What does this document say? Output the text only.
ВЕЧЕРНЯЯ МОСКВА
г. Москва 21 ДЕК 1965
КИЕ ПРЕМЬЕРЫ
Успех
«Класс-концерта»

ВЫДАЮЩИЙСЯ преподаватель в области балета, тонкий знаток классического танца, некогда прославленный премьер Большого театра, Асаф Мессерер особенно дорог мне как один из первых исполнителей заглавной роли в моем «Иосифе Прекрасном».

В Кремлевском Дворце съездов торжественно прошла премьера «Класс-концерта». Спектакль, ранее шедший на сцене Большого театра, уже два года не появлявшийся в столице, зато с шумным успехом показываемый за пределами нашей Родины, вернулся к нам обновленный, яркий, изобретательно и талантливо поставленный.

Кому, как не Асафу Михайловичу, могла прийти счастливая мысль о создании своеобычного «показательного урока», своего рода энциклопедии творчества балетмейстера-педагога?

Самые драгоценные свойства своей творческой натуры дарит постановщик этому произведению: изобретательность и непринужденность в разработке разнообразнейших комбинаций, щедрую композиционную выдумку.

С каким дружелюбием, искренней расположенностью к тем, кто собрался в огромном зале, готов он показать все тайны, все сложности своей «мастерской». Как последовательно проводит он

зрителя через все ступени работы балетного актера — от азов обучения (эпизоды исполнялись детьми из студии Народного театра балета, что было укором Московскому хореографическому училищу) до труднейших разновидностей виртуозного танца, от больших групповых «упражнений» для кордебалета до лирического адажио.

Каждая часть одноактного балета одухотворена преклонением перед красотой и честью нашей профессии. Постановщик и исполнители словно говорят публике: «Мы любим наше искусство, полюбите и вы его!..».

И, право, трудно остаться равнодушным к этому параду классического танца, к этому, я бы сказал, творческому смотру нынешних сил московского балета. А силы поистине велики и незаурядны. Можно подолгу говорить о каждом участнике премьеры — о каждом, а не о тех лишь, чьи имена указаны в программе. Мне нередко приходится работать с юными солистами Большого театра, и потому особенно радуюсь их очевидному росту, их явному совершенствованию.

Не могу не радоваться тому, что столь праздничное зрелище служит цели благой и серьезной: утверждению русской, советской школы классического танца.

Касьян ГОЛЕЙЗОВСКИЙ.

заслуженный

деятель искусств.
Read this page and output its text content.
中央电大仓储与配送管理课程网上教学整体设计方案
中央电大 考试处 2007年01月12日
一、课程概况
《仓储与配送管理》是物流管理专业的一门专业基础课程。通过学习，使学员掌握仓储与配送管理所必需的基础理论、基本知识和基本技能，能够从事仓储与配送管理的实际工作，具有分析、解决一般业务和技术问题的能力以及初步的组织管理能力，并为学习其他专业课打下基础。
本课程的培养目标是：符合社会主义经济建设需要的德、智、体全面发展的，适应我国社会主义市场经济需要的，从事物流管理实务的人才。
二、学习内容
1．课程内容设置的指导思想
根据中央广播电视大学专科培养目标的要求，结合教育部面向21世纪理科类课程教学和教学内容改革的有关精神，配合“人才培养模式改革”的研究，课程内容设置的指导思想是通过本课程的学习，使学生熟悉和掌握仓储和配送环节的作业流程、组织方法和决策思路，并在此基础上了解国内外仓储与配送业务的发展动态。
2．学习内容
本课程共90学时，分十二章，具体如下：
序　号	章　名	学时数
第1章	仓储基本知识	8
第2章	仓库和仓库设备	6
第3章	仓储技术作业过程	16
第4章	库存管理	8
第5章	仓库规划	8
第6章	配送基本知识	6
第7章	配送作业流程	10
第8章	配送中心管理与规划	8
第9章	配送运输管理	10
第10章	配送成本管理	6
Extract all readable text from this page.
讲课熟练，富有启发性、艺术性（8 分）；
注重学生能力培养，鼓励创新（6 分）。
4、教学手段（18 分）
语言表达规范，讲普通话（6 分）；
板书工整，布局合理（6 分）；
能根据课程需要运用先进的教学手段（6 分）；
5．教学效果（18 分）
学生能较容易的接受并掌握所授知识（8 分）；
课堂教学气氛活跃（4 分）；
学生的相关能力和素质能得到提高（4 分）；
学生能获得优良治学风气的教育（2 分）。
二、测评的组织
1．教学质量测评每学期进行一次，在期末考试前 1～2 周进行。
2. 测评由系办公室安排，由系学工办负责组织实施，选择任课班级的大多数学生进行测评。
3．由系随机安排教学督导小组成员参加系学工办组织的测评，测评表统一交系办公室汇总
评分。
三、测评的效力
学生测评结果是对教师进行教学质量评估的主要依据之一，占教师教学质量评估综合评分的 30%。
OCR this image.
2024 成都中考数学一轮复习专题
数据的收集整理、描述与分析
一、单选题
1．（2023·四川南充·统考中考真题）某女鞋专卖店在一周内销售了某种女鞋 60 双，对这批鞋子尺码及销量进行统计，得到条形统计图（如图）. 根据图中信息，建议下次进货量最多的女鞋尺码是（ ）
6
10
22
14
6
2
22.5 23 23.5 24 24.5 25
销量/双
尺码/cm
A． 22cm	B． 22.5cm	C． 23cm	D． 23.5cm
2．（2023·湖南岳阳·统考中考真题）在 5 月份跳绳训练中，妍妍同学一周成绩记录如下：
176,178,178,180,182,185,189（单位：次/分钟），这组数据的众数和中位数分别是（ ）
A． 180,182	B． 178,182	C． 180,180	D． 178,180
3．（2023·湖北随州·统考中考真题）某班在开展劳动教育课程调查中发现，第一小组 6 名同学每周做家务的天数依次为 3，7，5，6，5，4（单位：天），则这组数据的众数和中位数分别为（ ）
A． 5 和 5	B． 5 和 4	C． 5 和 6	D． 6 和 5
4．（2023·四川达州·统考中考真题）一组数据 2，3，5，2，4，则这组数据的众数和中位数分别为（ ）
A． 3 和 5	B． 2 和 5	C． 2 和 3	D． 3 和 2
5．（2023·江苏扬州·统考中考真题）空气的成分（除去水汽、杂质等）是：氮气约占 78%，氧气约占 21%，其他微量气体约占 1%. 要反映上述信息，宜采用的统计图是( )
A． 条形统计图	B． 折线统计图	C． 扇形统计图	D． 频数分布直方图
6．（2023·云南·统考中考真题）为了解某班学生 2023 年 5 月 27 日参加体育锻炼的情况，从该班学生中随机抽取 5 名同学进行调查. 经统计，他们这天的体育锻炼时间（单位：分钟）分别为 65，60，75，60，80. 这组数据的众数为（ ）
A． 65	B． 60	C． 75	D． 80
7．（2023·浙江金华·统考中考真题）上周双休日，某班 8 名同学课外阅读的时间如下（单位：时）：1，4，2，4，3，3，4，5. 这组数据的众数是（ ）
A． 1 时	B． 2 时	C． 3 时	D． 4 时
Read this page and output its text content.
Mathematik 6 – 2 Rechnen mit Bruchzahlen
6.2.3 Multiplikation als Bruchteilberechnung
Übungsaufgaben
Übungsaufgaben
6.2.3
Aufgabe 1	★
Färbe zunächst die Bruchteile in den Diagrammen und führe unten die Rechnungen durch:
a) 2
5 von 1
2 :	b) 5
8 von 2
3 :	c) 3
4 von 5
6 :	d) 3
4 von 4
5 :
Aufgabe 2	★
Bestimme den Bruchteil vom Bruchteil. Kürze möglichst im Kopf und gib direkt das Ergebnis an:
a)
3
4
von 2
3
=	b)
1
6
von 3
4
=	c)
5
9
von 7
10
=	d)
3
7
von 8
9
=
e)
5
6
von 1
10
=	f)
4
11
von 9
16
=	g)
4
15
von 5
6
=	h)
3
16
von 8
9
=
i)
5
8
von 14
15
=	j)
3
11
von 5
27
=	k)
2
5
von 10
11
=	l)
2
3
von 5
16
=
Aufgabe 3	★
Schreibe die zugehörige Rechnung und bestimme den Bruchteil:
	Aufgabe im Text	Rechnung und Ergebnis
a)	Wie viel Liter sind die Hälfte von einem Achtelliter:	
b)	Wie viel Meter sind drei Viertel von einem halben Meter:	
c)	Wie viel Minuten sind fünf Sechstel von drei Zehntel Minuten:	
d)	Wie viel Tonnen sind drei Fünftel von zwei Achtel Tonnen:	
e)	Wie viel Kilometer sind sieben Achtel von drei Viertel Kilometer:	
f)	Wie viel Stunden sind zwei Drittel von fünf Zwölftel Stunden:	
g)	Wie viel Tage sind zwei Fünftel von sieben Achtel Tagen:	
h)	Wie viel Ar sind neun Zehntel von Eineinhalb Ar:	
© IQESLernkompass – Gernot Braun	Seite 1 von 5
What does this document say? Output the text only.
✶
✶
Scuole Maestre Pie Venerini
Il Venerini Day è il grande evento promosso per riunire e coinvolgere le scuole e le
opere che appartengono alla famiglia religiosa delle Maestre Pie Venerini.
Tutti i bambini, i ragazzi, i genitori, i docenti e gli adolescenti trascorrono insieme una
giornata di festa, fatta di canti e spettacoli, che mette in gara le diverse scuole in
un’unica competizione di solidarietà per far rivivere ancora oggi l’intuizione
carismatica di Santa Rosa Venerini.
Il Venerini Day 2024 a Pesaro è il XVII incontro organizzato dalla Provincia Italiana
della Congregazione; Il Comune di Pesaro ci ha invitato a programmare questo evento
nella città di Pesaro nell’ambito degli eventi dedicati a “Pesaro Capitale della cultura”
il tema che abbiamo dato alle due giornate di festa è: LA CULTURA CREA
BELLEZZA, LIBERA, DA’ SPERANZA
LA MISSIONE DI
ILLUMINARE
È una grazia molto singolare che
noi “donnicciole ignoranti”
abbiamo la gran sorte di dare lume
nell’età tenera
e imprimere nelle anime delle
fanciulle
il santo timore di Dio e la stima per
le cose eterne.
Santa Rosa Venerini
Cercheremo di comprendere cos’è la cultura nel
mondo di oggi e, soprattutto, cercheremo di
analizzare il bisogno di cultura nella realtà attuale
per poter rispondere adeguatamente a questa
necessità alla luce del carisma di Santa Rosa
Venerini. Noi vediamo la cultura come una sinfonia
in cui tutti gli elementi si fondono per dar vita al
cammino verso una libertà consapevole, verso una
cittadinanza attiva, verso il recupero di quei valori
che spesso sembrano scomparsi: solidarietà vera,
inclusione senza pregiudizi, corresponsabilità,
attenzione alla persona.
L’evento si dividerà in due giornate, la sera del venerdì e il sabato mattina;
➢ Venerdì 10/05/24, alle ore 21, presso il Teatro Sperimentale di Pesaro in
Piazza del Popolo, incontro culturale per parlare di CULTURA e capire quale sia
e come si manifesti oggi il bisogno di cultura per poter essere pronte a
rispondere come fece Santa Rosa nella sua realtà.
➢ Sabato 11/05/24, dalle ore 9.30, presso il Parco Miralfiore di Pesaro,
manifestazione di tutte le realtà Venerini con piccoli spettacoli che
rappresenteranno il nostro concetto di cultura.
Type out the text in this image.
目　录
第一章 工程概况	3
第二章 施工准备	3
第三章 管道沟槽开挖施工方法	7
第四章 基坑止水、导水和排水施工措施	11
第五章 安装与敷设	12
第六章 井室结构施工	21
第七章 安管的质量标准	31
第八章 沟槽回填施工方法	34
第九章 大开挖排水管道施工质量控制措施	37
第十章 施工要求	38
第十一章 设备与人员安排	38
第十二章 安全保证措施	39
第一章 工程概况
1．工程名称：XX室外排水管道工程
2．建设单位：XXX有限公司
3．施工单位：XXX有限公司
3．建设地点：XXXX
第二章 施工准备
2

| Directions for this task |
Find out how many lines in the listing contain the string "zwei". Give the number alone.

| Reply |
3